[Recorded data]
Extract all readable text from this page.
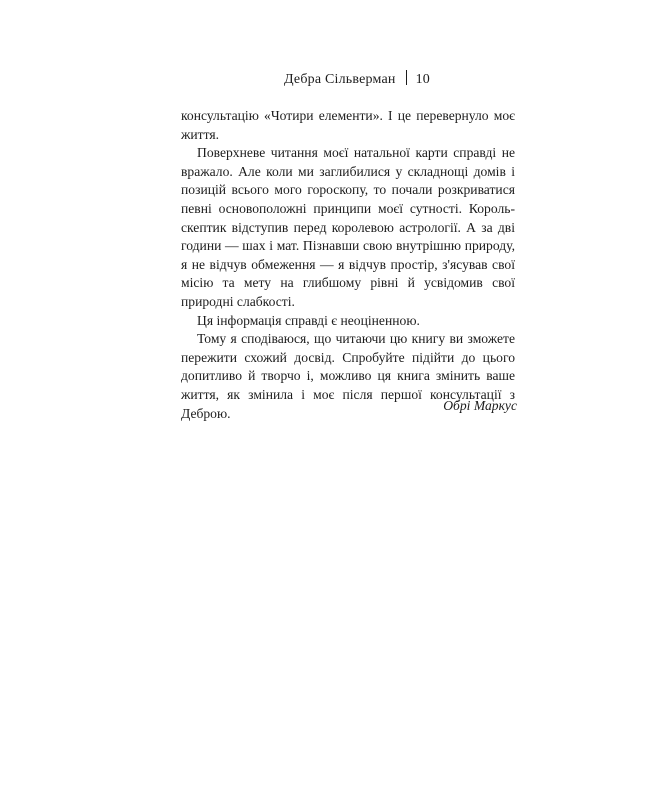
Дебра Сільверман 10

консультацію «Чотири елементи». І це перевернуло моє життя.

Поверхневе читання моєї натальної карти справді не вражало. Але коли ми заглибилися у складнощі домів і позицій всього мого гороскопу, то почали розкриватися певні основоположні принципи моєї сутності. Король-скептик відступив перед королевою астрології. А за дві години — шах і мат. Пізнавши свою внутрішню природу, я не відчув обмеження — я відчув простір, з'ясував свої місію та мету на глибшому рівні й усвідомив свої природні слабкості.

Ця інформація справді є неоціненною.

Тому я сподіваюся, що читаючи цю книгу ви зможете пережити схожий досвід. Спробуйте підійти до цього допитливо й творчо і, можливо ця книга змінить ваше життя, як змінила і моє після першої консультації з Деброю.	Обрі Маркус
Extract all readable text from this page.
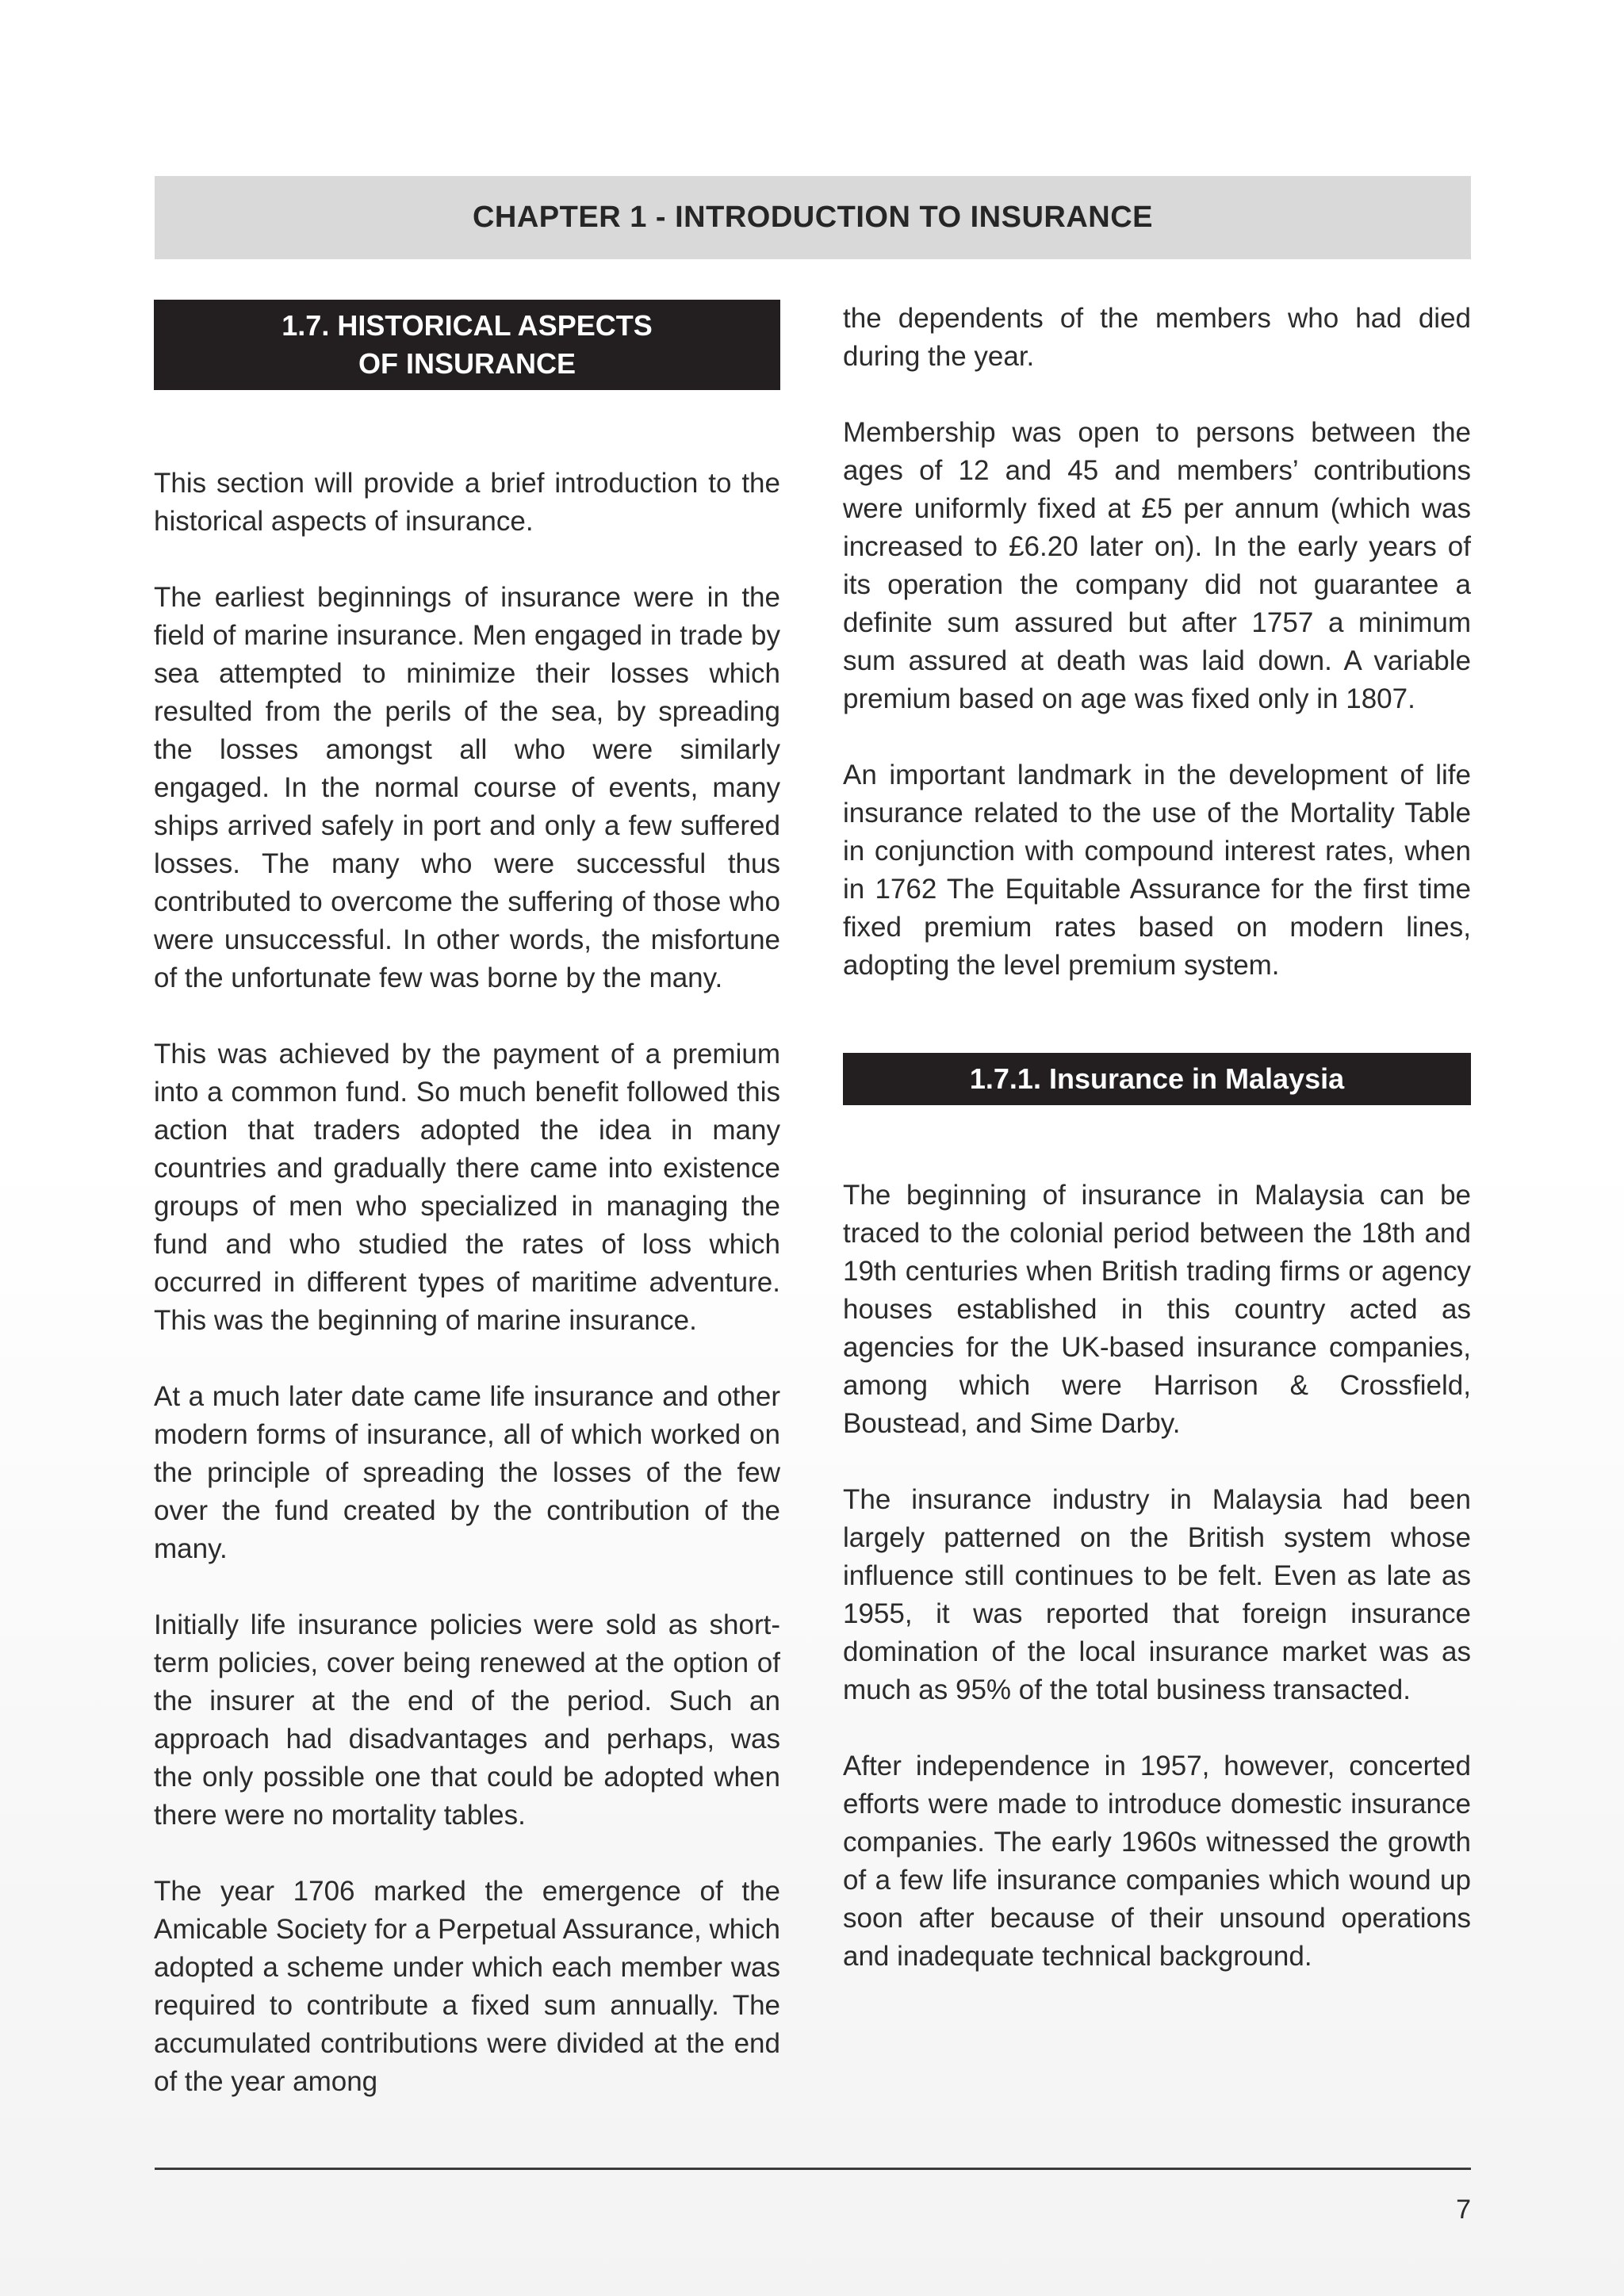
CHAPTER 1 - INTRODUCTION TO INSURANCE
1.7. HISTORICAL ASPECTS
OF INSURANCE

This section will provide a brief introduction to the historical aspects of insurance.

The earliest beginnings of insurance were in the field of marine insurance. Men engaged in trade by sea attempted to minimize their losses which resulted from the perils of the sea, by spreading the losses amongst all who were similarly engaged. In the normal course of events, many ships arrived safely in port and only a few suffered losses. The many who were successful thus contributed to overcome the suffering of those who were unsuccessful. In other words, the misfortune of the unfortunate few was borne by the many.

This was achieved by the payment of a premium into a common fund. So much benefit followed this action that traders adopted the idea in many countries and gradually there came into existence groups of men who specialized in managing the fund and who studied the rates of loss which occurred in different types of maritime adventure. This was the beginning of marine insurance.

At a much later date came life insurance and other modern forms of insurance, all of which worked on the principle of spreading the losses of the few over the fund created by the contribution of the many.

Initially life insurance policies were sold as short-term policies, cover being renewed at the option of the insurer at the end of the period. Such an approach had disadvantages and perhaps, was the only possible one that could be adopted when there were no mortality tables.

The year 1706 marked the emergence of the Amicable Society for a Perpetual Assurance, which adopted a scheme under which each member was required to contribute a fixed sum annually. The accumulated contributions were divided at the end of the year among

the dependents of the members who had died during the year.

Membership was open to persons between the ages of 12 and 45 and members’ contributions were uniformly fixed at £5 per annum (which was increased to £6.20 later on). In the early years of its operation the company did not guarantee a definite sum assured but after 1757 a minimum sum assured at death was laid down. A variable premium based on age was fixed only in 1807.

An important landmark in the development of life insurance related to the use of the Mortality Table in conjunction with compound interest rates, when in 1762 The Equitable Assurance for the first time fixed premium rates based on modern lines, adopting the level premium system.

1.7.1. Insurance in Malaysia

The beginning of insurance in Malaysia can be traced to the colonial period between the 18th and 19th centuries when British trading firms or agency houses established in this country acted as agencies for the UK-based insurance companies, among which were Harrison & Crossfield, Boustead, and Sime Darby.

The insurance industry in Malaysia had been largely patterned on the British system whose influence still continues to be felt. Even as late as 1955, it was reported that foreign insurance domination of the local insurance market was as much as 95% of the total business transacted.

After independence in 1957, however, concerted efforts were made to introduce domestic insurance companies. The early 1960s witnessed the growth of a few life insurance companies which wound up soon after because of their unsound operations and inadequate technical background.

7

*EXERCISE AIM*
Write out the records above exactly as they stand, leaving out every picture.

*EXERCISE SOLUTION*
Extract all readable text from this page.
Дебра Сільверман 10

консультацію «Чотири елементи». І це перевернуло моє життя.

Поверхневе читання моєї натальної карти справді не вражало. Але коли ми заглибилися у складнощі домів і позицій всього мого гороскопу, то почали розкриватися певні основоположні принципи моєї сутності. Король-скептик відступив перед королевою астрології. А за дві години — шах і мат. Пізнавши свою внутрішню природу, я не відчув обмеження — я відчув простір, з'ясував свої місію та мету на глибшому рівні й усвідомив свої природні слабкості.

Ця інформація справді є неоціненною.

Тому я сподіваюся, що читаючи цю книгу ви зможете пережити схожий досвід. Спробуйте підійти до цього допитливо й творчо і, можливо ця книга змінить ваше життя, як змінила і моє після першої консультації з Деброю.	Обрі Маркус
Extract all readable text from this page.
CHAPTER 1 - INTRODUCTION TO INSURANCE
1.7. HISTORICAL ASPECTS
OF INSURANCE

This section will provide a brief introduction to the historical aspects of insurance.

The earliest beginnings of insurance were in the field of marine insurance. Men engaged in trade by sea attempted to minimize their losses which resulted from the perils of the sea, by spreading the losses amongst all who were similarly engaged. In the normal course of events, many ships arrived safely in port and only a few suffered losses. The many who were successful thus contributed to overcome the suffering of those who were unsuccessful. In other words, the misfortune of the unfortunate few was borne by the many.

This was achieved by the payment of a premium into a common fund. So much benefit followed this action that traders adopted the idea in many countries and gradually there came into existence groups of men who specialized in managing the fund and who studied the rates of loss which occurred in different types of maritime adventure. This was the beginning of marine insurance.

At a much later date came life insurance and other modern forms of insurance, all of which worked on the principle of spreading the losses of the few over the fund created by the contribution of the many.

Initially life insurance policies were sold as short-term policies, cover being renewed at the option of the insurer at the end of the period. Such an approach had disadvantages and perhaps, was the only possible one that could be adopted when there were no mortality tables.

The year 1706 marked the emergence of the Amicable Society for a Perpetual Assurance, which adopted a scheme under which each member was required to contribute a fixed sum annually. The accumulated contributions were divided at the end of the year among

the dependents of the members who had died during the year.

Membership was open to persons between the ages of 12 and 45 and members’ contributions were uniformly fixed at £5 per annum (which was increased to £6.20 later on). In the early years of its operation the company did not guarantee a definite sum assured but after 1757 a minimum sum assured at death was laid down. A variable premium based on age was fixed only in 1807.

An important landmark in the development of life insurance related to the use of the Mortality Table in conjunction with compound interest rates, when in 1762 The Equitable Assurance for the first time fixed premium rates based on modern lines, adopting the level premium system.

1.7.1. Insurance in Malaysia

The beginning of insurance in Malaysia can be traced to the colonial period between the 18th and 19th centuries when British trading firms or agency houses established in this country acted as agencies for the UK-based insurance companies, among which were Harrison & Crossfield, Boustead, and Sime Darby.

The insurance industry in Malaysia had been largely patterned on the British system whose influence still continues to be felt. Even as late as 1955, it was reported that foreign insurance domination of the local insurance market was as much as 95% of the total business transacted.

After independence in 1957, however, concerted efforts were made to introduce domestic insurance companies. The early 1960s witnessed the growth of a few life insurance companies which wound up soon after because of their unsound operations and inadequate technical background.

7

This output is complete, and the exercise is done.